WHAT NEEDS TO BE DONE:
Restate the listing below word for word, omitting any images.

(Entries with figure data)
++++++++++++++++++++

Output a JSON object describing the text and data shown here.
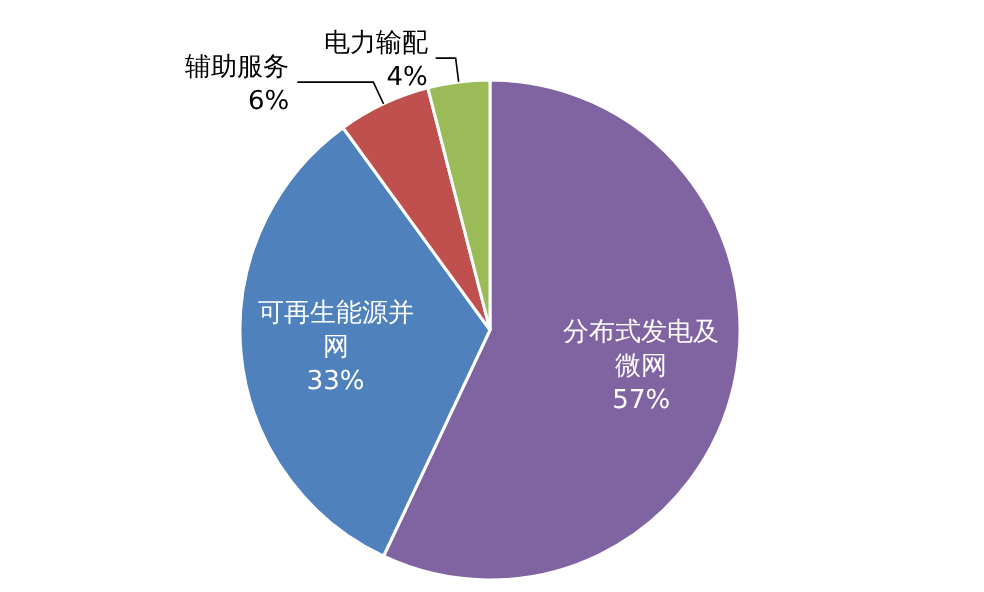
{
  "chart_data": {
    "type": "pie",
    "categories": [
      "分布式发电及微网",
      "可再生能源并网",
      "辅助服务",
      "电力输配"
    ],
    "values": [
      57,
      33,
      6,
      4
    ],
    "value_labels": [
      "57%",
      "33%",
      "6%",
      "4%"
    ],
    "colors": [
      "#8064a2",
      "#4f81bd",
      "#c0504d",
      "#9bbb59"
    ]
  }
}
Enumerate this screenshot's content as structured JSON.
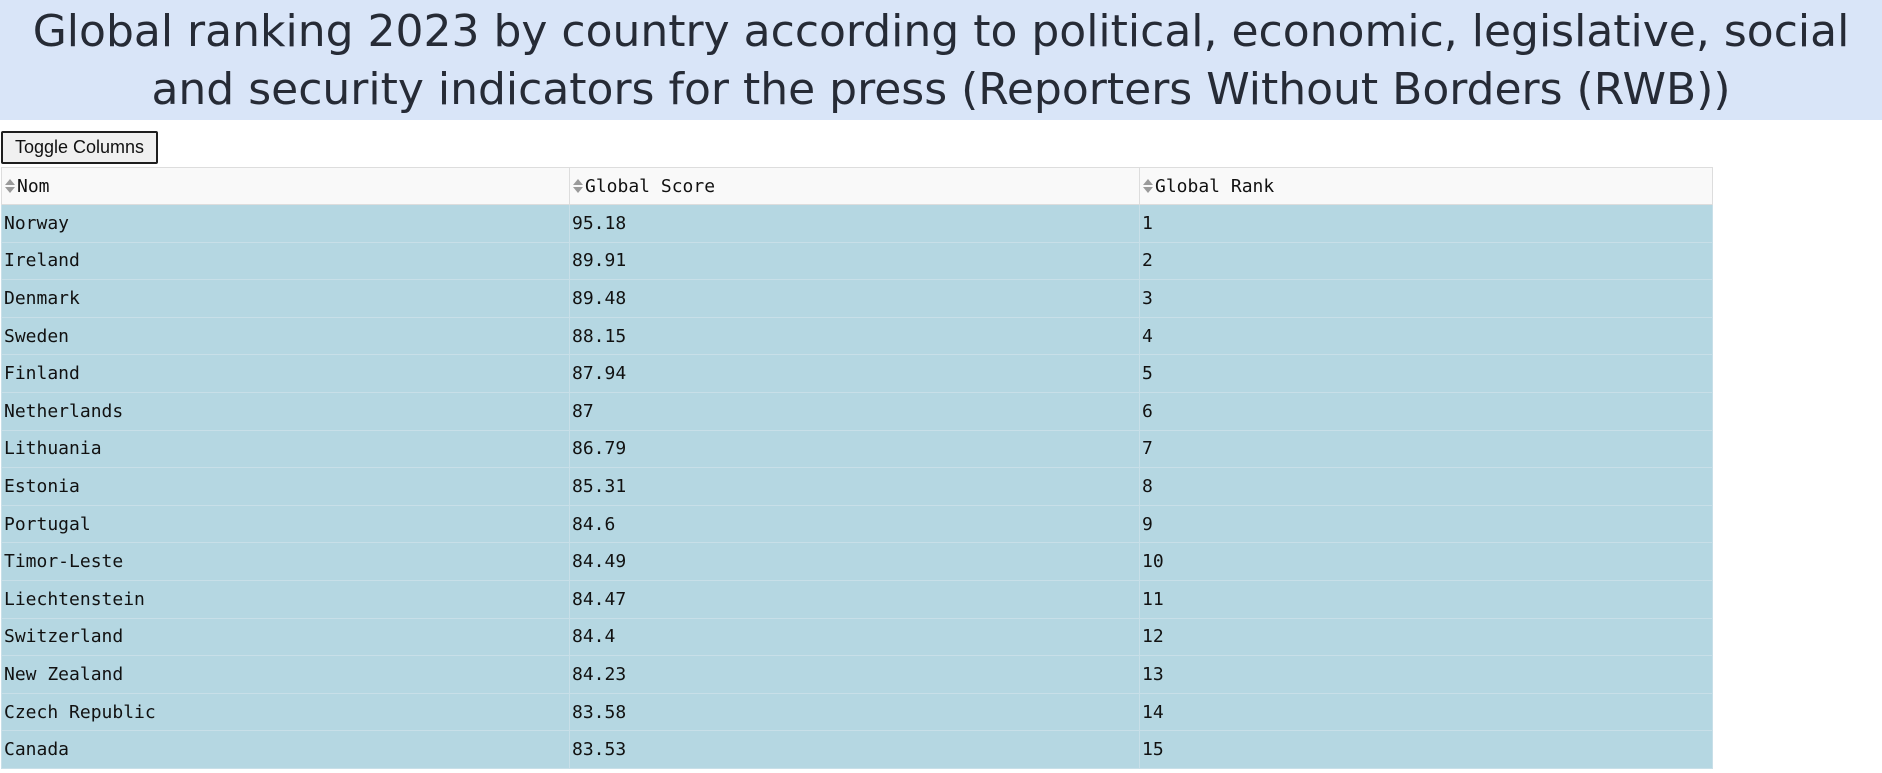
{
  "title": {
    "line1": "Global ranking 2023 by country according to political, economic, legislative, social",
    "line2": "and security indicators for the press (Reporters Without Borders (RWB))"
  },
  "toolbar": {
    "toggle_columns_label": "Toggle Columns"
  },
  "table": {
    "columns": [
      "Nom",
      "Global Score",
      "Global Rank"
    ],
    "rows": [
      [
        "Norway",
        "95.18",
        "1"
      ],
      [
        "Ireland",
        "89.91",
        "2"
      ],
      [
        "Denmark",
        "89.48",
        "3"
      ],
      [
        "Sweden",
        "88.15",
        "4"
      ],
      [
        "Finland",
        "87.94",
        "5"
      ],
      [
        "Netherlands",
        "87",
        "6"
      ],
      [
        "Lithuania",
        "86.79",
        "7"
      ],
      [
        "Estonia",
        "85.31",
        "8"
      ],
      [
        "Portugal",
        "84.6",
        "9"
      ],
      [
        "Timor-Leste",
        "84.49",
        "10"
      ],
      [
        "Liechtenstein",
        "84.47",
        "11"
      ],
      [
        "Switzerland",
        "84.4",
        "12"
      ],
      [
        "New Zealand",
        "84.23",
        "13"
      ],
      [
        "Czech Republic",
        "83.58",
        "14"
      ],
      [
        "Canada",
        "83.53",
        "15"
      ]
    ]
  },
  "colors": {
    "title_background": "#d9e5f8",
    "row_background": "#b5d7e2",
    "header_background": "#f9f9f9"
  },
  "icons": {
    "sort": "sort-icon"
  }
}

++++++++++++++++++++

REPLY TO THE TASK:
Output a JSON object describing the text and data shown here.
{
  "chart_data": {
    "type": "pie",
    "categories": [
      "分布式发电及微网",
      "可再生能源并网",
      "辅助服务",
      "电力输配"
    ],
    "values": [
      57,
      33,
      6,
      4
    ],
    "value_labels": [
      "57%",
      "33%",
      "6%",
      "4%"
    ],
    "colors": [
      "#8064a2",
      "#4f81bd",
      "#c0504d",
      "#9bbb59"
    ]
  }
}
Enumerate this screenshot's content as structured JSON.
{
  "title": {
    "line1": "Global ranking 2023 by country according to political, economic, legislative, social",
    "line2": "and security indicators for the press (Reporters Without Borders (RWB))"
  },
  "toolbar": {
    "toggle_columns_label": "Toggle Columns"
  },
  "table": {
    "columns": [
      "Nom",
      "Global Score",
      "Global Rank"
    ],
    "rows": [
      [
        "Norway",
        "95.18",
        "1"
      ],
      [
        "Ireland",
        "89.91",
        "2"
      ],
      [
        "Denmark",
        "89.48",
        "3"
      ],
      [
        "Sweden",
        "88.15",
        "4"
      ],
      [
        "Finland",
        "87.94",
        "5"
      ],
      [
        "Netherlands",
        "87",
        "6"
      ],
      [
        "Lithuania",
        "86.79",
        "7"
      ],
      [
        "Estonia",
        "85.31",
        "8"
      ],
      [
        "Portugal",
        "84.6",
        "9"
      ],
      [
        "Timor-Leste",
        "84.49",
        "10"
      ],
      [
        "Liechtenstein",
        "84.47",
        "11"
      ],
      [
        "Switzerland",
        "84.4",
        "12"
      ],
      [
        "New Zealand",
        "84.23",
        "13"
      ],
      [
        "Czech Republic",
        "83.58",
        "14"
      ],
      [
        "Canada",
        "83.53",
        "15"
      ]
    ]
  },
  "colors": {
    "title_background": "#d9e5f8",
    "row_background": "#b5d7e2",
    "header_background": "#f9f9f9"
  },
  "icons": {
    "sort": "sort-icon"
  }
}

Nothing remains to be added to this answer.